Job — From the entries below, gather each line containing the word "Session".

%%

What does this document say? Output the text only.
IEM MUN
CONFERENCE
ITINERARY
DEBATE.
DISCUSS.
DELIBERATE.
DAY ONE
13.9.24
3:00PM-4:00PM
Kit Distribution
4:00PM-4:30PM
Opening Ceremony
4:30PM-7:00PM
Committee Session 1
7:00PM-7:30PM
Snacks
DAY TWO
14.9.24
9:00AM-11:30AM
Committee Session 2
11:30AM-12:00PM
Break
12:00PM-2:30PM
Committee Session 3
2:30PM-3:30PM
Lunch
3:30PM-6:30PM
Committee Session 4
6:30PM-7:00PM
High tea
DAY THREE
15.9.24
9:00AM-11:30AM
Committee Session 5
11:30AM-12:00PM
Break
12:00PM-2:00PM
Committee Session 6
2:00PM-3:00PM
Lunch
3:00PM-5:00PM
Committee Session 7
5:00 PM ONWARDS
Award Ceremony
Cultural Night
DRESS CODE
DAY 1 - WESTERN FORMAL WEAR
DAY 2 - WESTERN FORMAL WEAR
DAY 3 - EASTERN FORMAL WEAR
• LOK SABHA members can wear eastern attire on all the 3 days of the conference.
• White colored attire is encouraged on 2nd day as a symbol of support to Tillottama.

%%
%%

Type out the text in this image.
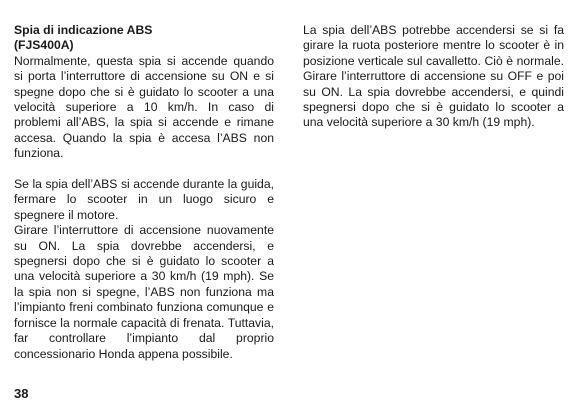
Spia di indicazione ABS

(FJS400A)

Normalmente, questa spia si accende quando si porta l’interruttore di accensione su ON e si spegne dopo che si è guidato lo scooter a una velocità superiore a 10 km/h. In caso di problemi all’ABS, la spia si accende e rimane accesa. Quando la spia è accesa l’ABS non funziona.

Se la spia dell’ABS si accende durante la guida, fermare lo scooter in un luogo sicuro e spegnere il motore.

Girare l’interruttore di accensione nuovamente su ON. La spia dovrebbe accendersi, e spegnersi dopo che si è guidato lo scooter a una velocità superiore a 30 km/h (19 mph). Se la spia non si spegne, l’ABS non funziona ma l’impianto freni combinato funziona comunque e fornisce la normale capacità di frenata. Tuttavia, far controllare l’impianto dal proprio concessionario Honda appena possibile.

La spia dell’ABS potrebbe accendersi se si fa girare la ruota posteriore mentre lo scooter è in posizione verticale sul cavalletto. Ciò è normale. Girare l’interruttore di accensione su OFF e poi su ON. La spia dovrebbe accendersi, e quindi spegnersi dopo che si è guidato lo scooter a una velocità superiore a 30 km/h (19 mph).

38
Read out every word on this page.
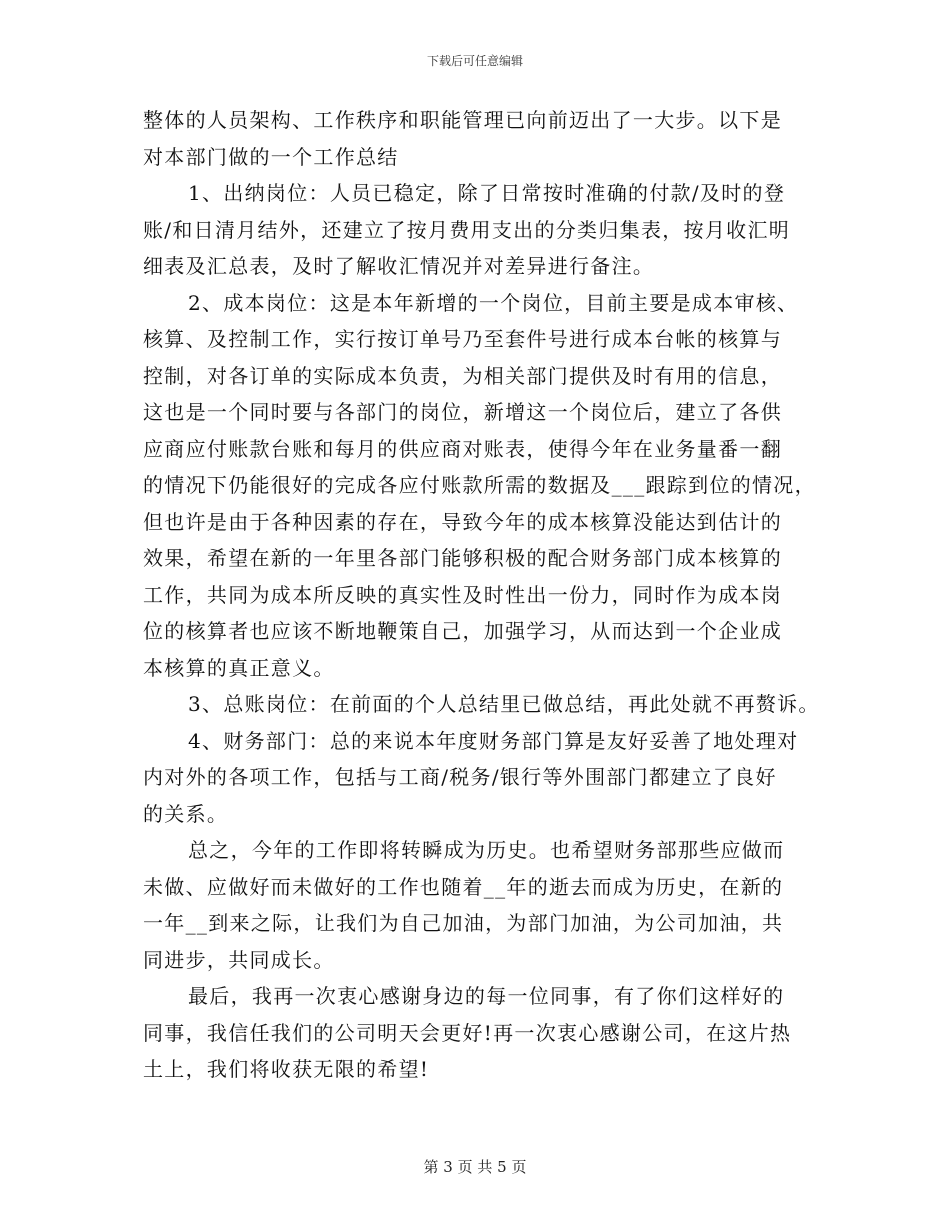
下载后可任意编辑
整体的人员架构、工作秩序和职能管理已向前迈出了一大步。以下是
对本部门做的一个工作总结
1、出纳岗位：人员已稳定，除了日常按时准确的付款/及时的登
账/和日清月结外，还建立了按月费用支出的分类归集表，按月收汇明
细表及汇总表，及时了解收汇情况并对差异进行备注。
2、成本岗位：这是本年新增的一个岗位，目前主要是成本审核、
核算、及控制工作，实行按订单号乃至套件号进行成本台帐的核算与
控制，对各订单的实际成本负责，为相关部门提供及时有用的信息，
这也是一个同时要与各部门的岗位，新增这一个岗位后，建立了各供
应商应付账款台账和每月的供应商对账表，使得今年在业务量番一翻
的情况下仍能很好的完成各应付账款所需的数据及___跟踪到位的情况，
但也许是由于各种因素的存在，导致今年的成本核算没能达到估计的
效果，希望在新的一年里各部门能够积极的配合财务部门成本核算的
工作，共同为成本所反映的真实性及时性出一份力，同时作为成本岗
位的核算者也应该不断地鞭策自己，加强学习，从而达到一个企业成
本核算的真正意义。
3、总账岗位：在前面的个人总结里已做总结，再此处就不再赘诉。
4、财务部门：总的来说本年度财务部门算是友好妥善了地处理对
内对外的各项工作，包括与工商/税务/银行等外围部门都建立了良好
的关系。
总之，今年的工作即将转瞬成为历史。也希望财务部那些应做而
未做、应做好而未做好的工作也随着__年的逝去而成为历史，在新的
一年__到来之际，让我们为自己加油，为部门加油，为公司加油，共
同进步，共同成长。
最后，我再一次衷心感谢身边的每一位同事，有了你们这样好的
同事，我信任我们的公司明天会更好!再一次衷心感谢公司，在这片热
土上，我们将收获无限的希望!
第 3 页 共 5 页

%%
%%

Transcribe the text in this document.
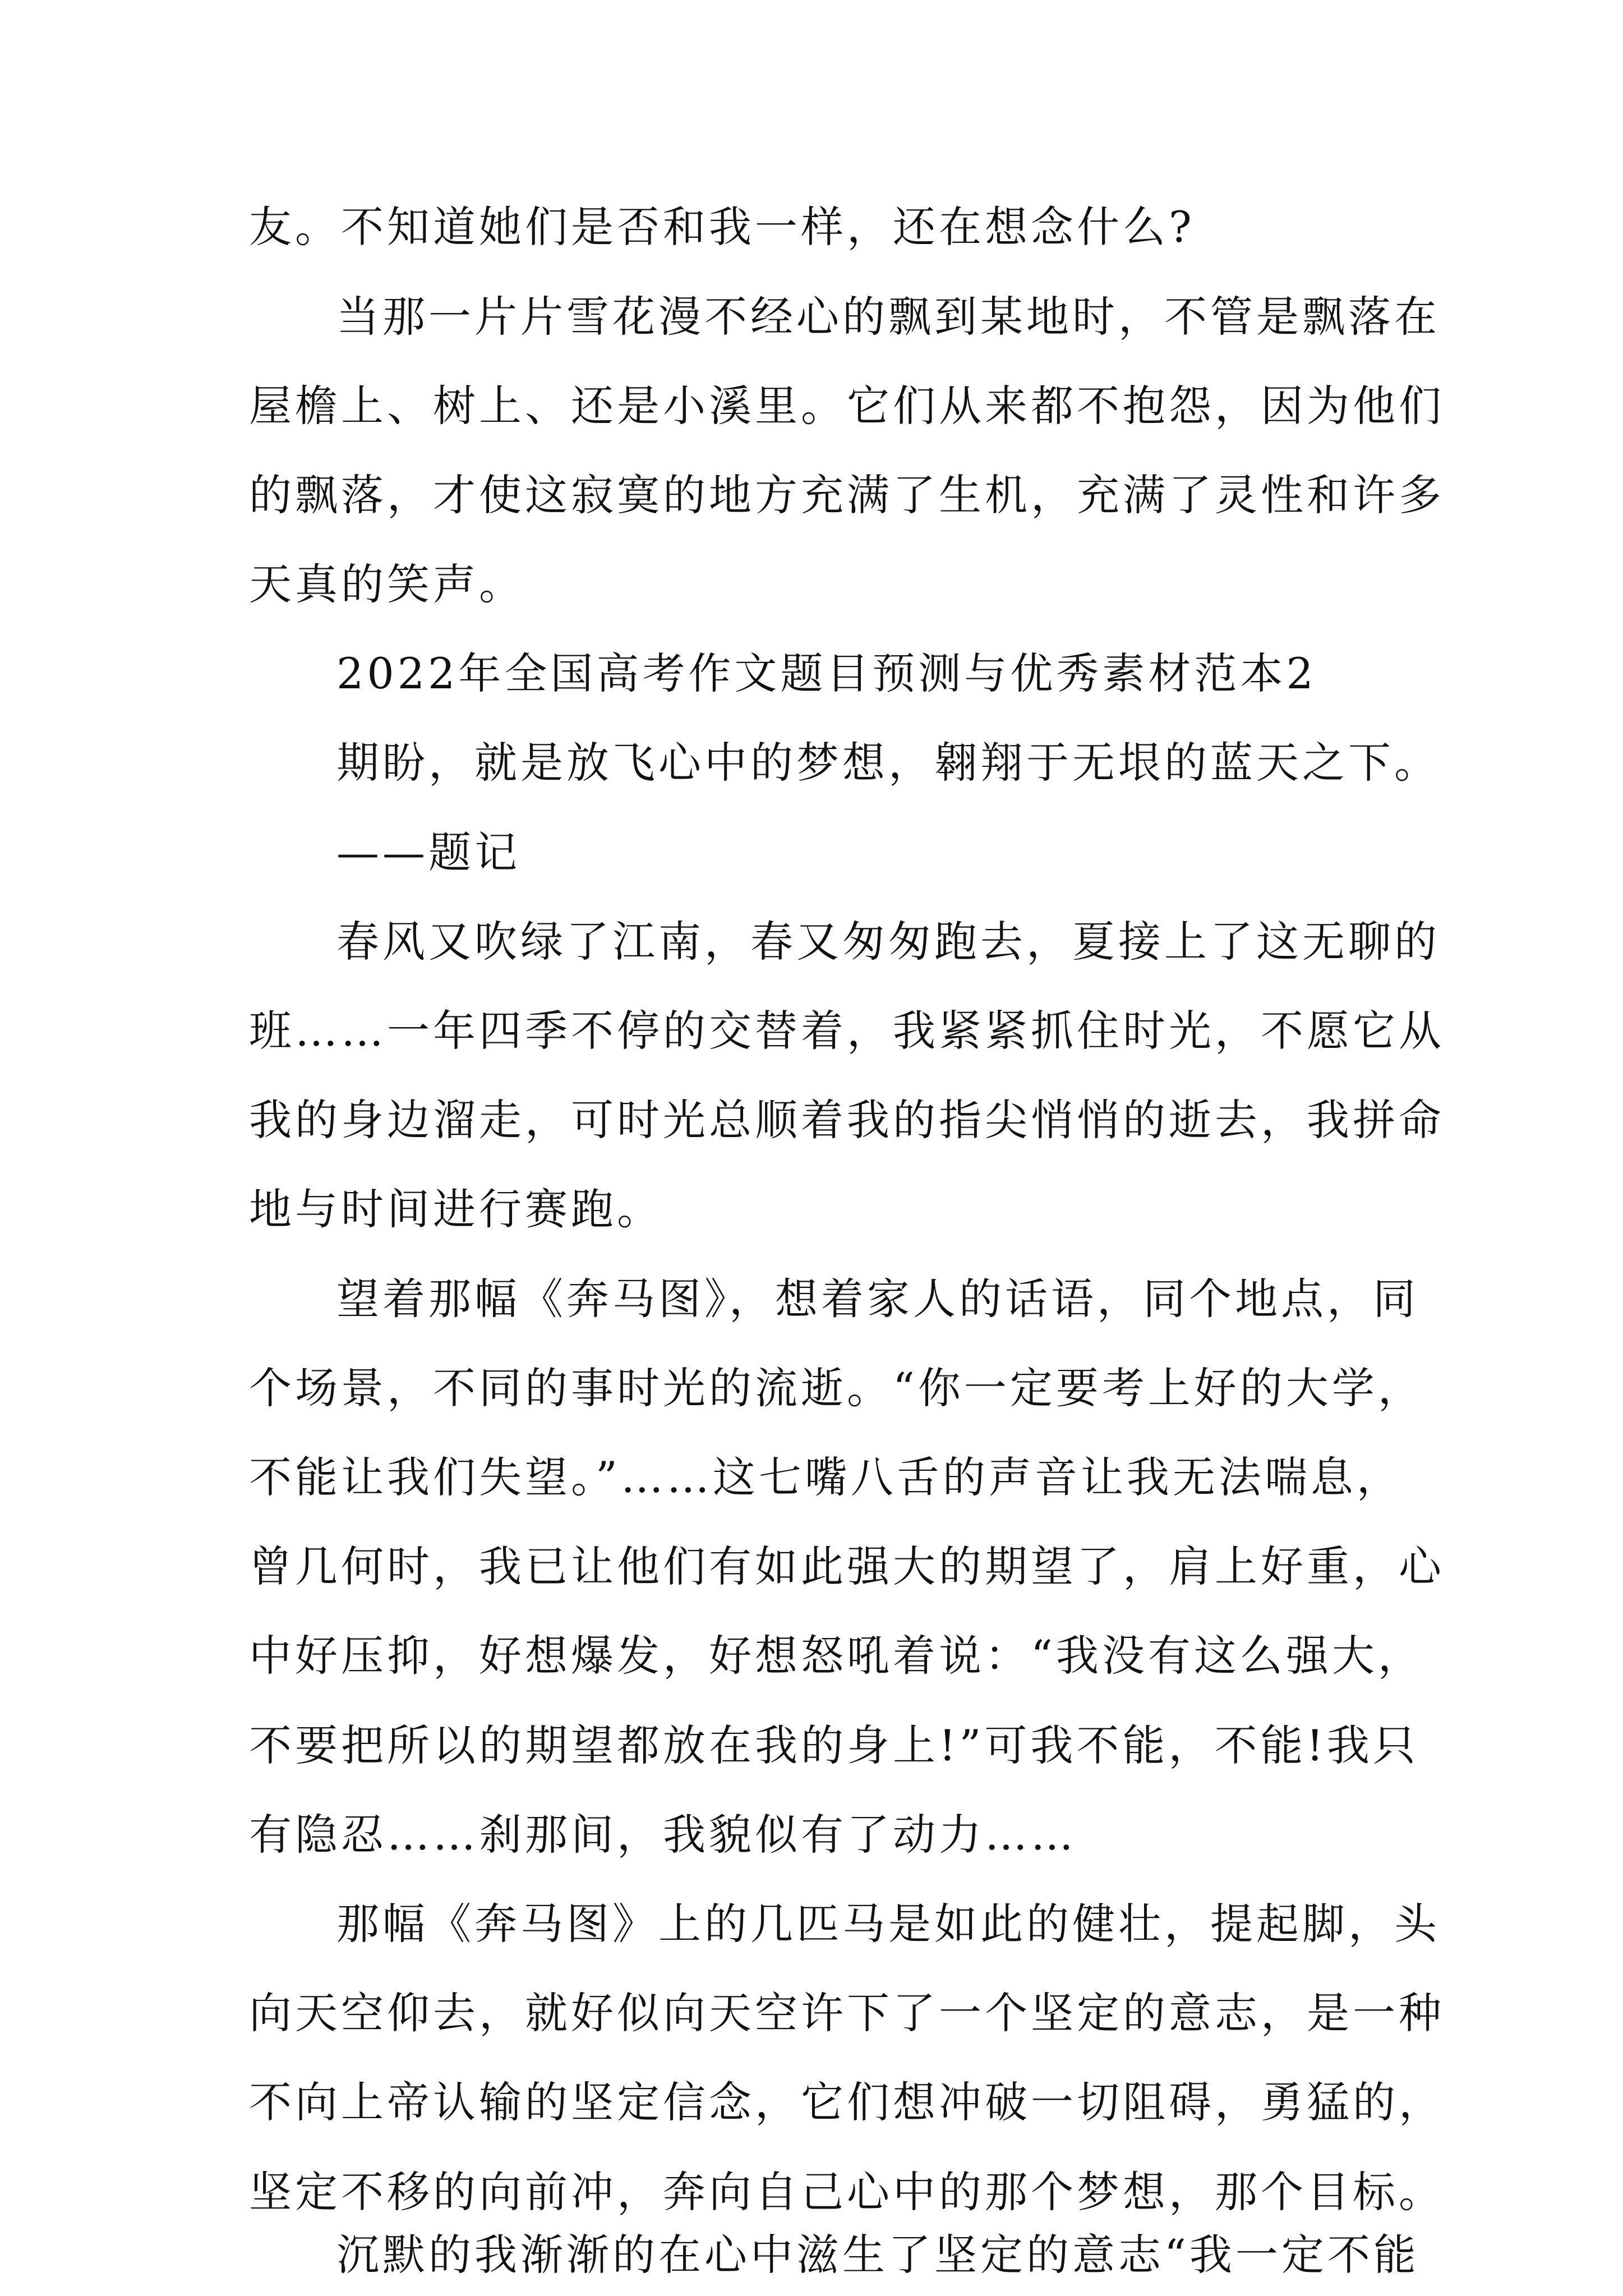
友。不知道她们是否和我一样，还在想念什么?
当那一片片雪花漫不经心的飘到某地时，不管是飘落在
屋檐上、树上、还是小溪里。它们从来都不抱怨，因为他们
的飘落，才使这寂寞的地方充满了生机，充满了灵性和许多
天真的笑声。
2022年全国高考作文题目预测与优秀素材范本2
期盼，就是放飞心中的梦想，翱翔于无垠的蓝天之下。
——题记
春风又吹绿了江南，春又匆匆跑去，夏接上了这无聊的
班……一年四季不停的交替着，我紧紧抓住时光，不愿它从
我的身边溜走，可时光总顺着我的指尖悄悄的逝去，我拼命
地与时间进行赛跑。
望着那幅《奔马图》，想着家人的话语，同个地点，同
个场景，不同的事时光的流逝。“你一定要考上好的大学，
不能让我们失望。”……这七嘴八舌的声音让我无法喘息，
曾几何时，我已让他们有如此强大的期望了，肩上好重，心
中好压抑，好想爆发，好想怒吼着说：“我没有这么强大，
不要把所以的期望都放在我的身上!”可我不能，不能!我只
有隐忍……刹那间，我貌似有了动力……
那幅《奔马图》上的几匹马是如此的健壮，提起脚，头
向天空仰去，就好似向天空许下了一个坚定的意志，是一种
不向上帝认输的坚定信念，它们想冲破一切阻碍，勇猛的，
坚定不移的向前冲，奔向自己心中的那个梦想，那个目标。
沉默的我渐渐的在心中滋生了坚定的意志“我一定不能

%%

The answer —
Committee Session 1
Committee Session 2
Committee Session 3
Committee Session 4
Committee Session 5
Committee Session 6
Committee Session 7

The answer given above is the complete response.